(Collection entries)
_ _ _ _ _

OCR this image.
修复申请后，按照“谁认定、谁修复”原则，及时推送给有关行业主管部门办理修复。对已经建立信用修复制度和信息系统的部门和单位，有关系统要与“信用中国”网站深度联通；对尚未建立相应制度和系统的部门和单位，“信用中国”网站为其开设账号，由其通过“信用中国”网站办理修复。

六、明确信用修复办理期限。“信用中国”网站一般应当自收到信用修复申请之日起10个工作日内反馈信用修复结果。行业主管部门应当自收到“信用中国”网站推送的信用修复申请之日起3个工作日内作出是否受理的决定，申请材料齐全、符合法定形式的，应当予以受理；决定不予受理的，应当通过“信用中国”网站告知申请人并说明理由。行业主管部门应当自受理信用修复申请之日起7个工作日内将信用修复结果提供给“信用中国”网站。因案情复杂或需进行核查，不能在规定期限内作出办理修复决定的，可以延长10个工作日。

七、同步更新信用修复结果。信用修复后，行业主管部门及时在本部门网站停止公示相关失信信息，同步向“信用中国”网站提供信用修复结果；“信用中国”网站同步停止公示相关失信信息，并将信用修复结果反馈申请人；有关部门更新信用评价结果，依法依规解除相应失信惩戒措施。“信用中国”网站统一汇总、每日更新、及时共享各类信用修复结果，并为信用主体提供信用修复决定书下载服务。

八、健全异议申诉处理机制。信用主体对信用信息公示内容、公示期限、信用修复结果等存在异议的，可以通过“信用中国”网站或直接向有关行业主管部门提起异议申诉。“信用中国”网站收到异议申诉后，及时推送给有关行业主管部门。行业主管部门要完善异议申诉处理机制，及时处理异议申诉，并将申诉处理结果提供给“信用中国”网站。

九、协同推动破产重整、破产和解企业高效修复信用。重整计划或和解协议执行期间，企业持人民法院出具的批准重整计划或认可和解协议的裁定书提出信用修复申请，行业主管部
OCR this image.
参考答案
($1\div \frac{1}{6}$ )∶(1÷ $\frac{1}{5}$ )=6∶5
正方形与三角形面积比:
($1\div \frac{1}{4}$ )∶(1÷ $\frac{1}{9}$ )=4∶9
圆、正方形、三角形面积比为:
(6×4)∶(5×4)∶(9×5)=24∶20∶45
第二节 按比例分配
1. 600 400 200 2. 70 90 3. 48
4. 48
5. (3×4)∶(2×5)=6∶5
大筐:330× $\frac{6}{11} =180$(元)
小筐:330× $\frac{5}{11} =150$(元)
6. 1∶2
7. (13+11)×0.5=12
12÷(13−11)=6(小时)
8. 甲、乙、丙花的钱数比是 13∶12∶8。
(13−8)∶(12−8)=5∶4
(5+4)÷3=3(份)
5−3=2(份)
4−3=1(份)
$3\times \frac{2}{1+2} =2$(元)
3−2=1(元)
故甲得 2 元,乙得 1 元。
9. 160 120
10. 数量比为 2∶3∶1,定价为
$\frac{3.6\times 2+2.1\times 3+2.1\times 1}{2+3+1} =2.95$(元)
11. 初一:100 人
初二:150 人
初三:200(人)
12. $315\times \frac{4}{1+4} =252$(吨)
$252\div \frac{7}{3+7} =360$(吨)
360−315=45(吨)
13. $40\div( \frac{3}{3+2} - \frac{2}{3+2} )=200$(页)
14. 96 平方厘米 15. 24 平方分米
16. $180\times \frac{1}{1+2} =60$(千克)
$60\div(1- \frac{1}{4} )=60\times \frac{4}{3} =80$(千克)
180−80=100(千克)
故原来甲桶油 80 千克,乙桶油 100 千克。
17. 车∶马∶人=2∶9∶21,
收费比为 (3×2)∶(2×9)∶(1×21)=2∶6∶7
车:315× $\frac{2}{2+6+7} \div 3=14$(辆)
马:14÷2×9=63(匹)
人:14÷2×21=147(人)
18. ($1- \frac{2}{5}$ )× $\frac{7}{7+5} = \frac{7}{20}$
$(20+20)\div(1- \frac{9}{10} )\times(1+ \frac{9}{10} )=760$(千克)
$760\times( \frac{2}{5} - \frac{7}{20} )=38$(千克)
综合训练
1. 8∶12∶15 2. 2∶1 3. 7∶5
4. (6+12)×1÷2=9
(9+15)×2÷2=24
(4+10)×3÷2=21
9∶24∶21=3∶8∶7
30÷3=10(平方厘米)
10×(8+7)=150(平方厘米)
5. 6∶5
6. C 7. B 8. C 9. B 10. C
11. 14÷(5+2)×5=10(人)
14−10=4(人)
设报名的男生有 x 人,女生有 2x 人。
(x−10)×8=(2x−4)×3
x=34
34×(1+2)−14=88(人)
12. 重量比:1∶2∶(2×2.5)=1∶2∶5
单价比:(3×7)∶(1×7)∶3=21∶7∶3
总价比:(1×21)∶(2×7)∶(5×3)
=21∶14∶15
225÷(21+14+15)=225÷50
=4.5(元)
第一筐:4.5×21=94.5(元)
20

_ _ _ _ _

SHORT TASK
From the records above, report the count of lines containing "times" and nothing more.

PROBLEM SOLUTION
7